**Exercise aim:**
Output the lines that follow exactly as they are.

Chart and figure data
**********
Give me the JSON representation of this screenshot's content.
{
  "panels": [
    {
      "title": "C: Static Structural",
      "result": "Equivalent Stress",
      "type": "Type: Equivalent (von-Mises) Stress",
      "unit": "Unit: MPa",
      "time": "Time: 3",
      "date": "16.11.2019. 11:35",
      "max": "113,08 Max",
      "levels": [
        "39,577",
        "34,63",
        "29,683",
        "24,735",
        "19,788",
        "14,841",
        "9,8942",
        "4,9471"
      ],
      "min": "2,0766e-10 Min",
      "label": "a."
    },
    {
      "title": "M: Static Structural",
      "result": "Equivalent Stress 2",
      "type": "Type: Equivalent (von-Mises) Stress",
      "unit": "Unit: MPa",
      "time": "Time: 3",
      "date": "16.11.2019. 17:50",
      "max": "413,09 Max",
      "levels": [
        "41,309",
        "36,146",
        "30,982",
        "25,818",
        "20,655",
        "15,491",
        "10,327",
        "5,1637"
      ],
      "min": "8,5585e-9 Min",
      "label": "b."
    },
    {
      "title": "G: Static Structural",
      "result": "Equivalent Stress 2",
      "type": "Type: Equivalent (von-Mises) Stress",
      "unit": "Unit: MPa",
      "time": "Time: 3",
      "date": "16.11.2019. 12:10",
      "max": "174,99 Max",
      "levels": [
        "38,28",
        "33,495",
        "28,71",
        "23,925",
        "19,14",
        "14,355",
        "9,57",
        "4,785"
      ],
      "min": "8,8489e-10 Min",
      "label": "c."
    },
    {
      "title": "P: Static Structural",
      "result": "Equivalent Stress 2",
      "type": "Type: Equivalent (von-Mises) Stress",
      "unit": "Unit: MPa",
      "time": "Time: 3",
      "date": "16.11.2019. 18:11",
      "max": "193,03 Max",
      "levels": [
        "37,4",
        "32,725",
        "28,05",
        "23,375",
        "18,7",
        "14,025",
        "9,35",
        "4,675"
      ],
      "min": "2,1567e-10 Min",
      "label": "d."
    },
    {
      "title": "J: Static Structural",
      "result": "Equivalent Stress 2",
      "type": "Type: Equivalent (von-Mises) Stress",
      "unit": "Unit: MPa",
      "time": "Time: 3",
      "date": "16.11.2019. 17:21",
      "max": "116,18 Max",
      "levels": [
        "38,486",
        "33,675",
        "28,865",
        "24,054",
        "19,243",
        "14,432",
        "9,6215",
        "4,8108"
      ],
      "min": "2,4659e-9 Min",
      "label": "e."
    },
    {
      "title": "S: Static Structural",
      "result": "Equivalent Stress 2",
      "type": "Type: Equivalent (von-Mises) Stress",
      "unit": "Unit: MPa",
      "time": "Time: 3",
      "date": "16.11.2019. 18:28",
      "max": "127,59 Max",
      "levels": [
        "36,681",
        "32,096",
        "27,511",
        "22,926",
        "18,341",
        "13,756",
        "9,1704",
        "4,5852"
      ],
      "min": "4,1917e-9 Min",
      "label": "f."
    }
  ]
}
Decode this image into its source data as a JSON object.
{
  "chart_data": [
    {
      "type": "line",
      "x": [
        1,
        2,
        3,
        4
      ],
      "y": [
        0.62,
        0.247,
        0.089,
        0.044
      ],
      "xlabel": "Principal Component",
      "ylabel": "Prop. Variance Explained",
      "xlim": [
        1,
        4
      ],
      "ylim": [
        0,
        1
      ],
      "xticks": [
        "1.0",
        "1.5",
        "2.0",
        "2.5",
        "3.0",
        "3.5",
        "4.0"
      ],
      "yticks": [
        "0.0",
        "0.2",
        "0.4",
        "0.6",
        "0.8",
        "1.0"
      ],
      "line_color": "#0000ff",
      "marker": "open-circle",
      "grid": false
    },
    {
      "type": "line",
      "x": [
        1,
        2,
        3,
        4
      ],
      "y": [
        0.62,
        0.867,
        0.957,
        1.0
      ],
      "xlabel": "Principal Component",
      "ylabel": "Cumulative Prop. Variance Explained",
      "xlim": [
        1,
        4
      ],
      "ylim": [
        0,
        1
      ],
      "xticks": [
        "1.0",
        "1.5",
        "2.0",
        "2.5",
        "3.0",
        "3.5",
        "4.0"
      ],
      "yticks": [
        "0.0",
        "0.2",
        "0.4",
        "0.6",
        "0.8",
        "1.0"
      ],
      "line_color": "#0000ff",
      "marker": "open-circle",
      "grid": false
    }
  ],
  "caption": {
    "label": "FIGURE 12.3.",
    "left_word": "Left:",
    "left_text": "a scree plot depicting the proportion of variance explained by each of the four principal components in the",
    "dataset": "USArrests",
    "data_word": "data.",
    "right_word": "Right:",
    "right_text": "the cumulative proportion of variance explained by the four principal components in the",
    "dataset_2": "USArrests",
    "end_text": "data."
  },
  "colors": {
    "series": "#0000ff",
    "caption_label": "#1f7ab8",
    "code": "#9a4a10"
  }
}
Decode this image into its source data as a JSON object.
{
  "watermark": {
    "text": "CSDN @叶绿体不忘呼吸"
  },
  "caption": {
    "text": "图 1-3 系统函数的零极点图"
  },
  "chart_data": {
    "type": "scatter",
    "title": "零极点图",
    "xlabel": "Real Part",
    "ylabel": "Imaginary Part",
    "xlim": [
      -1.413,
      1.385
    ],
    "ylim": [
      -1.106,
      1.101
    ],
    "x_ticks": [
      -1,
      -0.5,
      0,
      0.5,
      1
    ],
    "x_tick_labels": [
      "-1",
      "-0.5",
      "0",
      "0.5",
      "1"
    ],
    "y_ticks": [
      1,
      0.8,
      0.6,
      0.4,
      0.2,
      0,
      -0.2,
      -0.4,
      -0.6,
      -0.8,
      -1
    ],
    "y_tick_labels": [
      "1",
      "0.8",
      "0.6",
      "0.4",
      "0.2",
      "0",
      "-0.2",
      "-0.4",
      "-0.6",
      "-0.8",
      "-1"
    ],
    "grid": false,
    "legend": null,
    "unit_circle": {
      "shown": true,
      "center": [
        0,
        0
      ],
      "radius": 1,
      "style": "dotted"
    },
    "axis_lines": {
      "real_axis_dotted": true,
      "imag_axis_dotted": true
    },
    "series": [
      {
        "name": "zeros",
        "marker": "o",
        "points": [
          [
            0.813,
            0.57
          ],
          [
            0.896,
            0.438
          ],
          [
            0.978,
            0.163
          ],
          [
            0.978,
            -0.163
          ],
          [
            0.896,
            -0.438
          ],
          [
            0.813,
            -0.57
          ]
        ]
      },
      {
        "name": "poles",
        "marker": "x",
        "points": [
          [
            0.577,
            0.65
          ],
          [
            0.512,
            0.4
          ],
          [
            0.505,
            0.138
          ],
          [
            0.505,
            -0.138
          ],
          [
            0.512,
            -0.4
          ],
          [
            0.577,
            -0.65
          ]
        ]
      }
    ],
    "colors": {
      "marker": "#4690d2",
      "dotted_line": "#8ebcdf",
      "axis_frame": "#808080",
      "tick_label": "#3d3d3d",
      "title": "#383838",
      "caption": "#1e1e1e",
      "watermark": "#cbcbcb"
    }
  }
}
**********
**Task output:**
Give me the JSON representation of this screenshot's content.
{
  "panels": [
    {
      "title": "C: Static Structural",
      "result": "Equivalent Stress",
      "type": "Type: Equivalent (von-Mises) Stress",
      "unit": "Unit: MPa",
      "time": "Time: 3",
      "date": "16.11.2019. 11:35",
      "max": "113,08 Max",
      "levels": [
        "39,577",
        "34,63",
        "29,683",
        "24,735",
        "19,788",
        "14,841",
        "9,8942",
        "4,9471"
      ],
      "min": "2,0766e-10 Min",
      "label": "a."
    },
    {
      "title": "M: Static Structural",
      "result": "Equivalent Stress 2",
      "type": "Type: Equivalent (von-Mises) Stress",
      "unit": "Unit: MPa",
      "time": "Time: 3",
      "date": "16.11.2019. 17:50",
      "max": "413,09 Max",
      "levels": [
        "41,309",
        "36,146",
        "30,982",
        "25,818",
        "20,655",
        "15,491",
        "10,327",
        "5,1637"
      ],
      "min": "8,5585e-9 Min",
      "label": "b."
    },
    {
      "title": "G: Static Structural",
      "result": "Equivalent Stress 2",
      "type": "Type: Equivalent (von-Mises) Stress",
      "unit": "Unit: MPa",
      "time": "Time: 3",
      "date": "16.11.2019. 12:10",
      "max": "174,99 Max",
      "levels": [
        "38,28",
        "33,495",
        "28,71",
        "23,925",
        "19,14",
        "14,355",
        "9,57",
        "4,785"
      ],
      "min": "8,8489e-10 Min",
      "label": "c."
    },
    {
      "title": "P: Static Structural",
      "result": "Equivalent Stress 2",
      "type": "Type: Equivalent (von-Mises) Stress",
      "unit": "Unit: MPa",
      "time": "Time: 3",
      "date": "16.11.2019. 18:11",
      "max": "193,03 Max",
      "levels": [
        "37,4",
        "32,725",
        "28,05",
        "23,375",
        "18,7",
        "14,025",
        "9,35",
        "4,675"
      ],
      "min": "2,1567e-10 Min",
      "label": "d."
    },
    {
      "title": "J: Static Structural",
      "result": "Equivalent Stress 2",
      "type": "Type: Equivalent (von-Mises) Stress",
      "unit": "Unit: MPa",
      "time": "Time: 3",
      "date": "16.11.2019. 17:21",
      "max": "116,18 Max",
      "levels": [
        "38,486",
        "33,675",
        "28,865",
        "24,054",
        "19,243",
        "14,432",
        "9,6215",
        "4,8108"
      ],
      "min": "2,4659e-9 Min",
      "label": "e."
    },
    {
      "title": "S: Static Structural",
      "result": "Equivalent Stress 2",
      "type": "Type: Equivalent (von-Mises) Stress",
      "unit": "Unit: MPa",
      "time": "Time: 3",
      "date": "16.11.2019. 18:28",
      "max": "127,59 Max",
      "levels": [
        "36,681",
        "32,096",
        "27,511",
        "22,926",
        "18,341",
        "13,756",
        "9,1704",
        "4,5852"
      ],
      "min": "4,1917e-9 Min",
      "label": "f."
    }
  ]
}
Decode this image into its source data as a JSON object.
{
  "chart_data": [
    {
      "type": "line",
      "x": [
        1,
        2,
        3,
        4
      ],
      "y": [
        0.62,
        0.247,
        0.089,
        0.044
      ],
      "xlabel": "Principal Component",
      "ylabel": "Prop. Variance Explained",
      "xlim": [
        1,
        4
      ],
      "ylim": [
        0,
        1
      ],
      "xticks": [
        "1.0",
        "1.5",
        "2.0",
        "2.5",
        "3.0",
        "3.5",
        "4.0"
      ],
      "yticks": [
        "0.0",
        "0.2",
        "0.4",
        "0.6",
        "0.8",
        "1.0"
      ],
      "line_color": "#0000ff",
      "marker": "open-circle",
      "grid": false
    },
    {
      "type": "line",
      "x": [
        1,
        2,
        3,
        4
      ],
      "y": [
        0.62,
        0.867,
        0.957,
        1.0
      ],
      "xlabel": "Principal Component",
      "ylabel": "Cumulative Prop. Variance Explained",
      "xlim": [
        1,
        4
      ],
      "ylim": [
        0,
        1
      ],
      "xticks": [
        "1.0",
        "1.5",
        "2.0",
        "2.5",
        "3.0",
        "3.5",
        "4.0"
      ],
      "yticks": [
        "0.0",
        "0.2",
        "0.4",
        "0.6",
        "0.8",
        "1.0"
      ],
      "line_color": "#0000ff",
      "marker": "open-circle",
      "grid": false
    }
  ],
  "caption": {
    "label": "FIGURE 12.3.",
    "left_word": "Left:",
    "left_text": "a scree plot depicting the proportion of variance explained by each of the four principal components in the",
    "dataset": "USArrests",
    "data_word": "data.",
    "right_word": "Right:",
    "right_text": "the cumulative proportion of variance explained by the four principal components in the",
    "dataset_2": "USArrests",
    "end_text": "data."
  },
  "colors": {
    "series": "#0000ff",
    "caption_label": "#1f7ab8",
    "code": "#9a4a10"
  }
}
Decode this image into its source data as a JSON object.
{
  "watermark": {
    "text": "CSDN @叶绿体不忘呼吸"
  },
  "caption": {
    "text": "图 1-3 系统函数的零极点图"
  },
  "chart_data": {
    "type": "scatter",
    "title": "零极点图",
    "xlabel": "Real Part",
    "ylabel": "Imaginary Part",
    "xlim": [
      -1.413,
      1.385
    ],
    "ylim": [
      -1.106,
      1.101
    ],
    "x_ticks": [
      -1,
      -0.5,
      0,
      0.5,
      1
    ],
    "x_tick_labels": [
      "-1",
      "-0.5",
      "0",
      "0.5",
      "1"
    ],
    "y_ticks": [
      1,
      0.8,
      0.6,
      0.4,
      0.2,
      0,
      -0.2,
      -0.4,
      -0.6,
      -0.8,
      -1
    ],
    "y_tick_labels": [
      "1",
      "0.8",
      "0.6",
      "0.4",
      "0.2",
      "0",
      "-0.2",
      "-0.4",
      "-0.6",
      "-0.8",
      "-1"
    ],
    "grid": false,
    "legend": null,
    "unit_circle": {
      "shown": true,
      "center": [
        0,
        0
      ],
      "radius": 1,
      "style": "dotted"
    },
    "axis_lines": {
      "real_axis_dotted": true,
      "imag_axis_dotted": true
    },
    "series": [
      {
        "name": "zeros",
        "marker": "o",
        "points": [
          [
            0.813,
            0.57
          ],
          [
            0.896,
            0.438
          ],
          [
            0.978,
            0.163
          ],
          [
            0.978,
            -0.163
          ],
          [
            0.896,
            -0.438
          ],
          [
            0.813,
            -0.57
          ]
        ]
      },
      {
        "name": "poles",
        "marker": "x",
        "points": [
          [
            0.577,
            0.65
          ],
          [
            0.512,
            0.4
          ],
          [
            0.505,
            0.138
          ],
          [
            0.505,
            -0.138
          ],
          [
            0.512,
            -0.4
          ],
          [
            0.577,
            -0.65
          ]
        ]
      }
    ],
    "colors": {
      "marker": "#4690d2",
      "dotted_line": "#8ebcdf",
      "axis_frame": "#808080",
      "tick_label": "#3d3d3d",
      "title": "#383838",
      "caption": "#1e1e1e",
      "watermark": "#cbcbcb"
    }
  }
}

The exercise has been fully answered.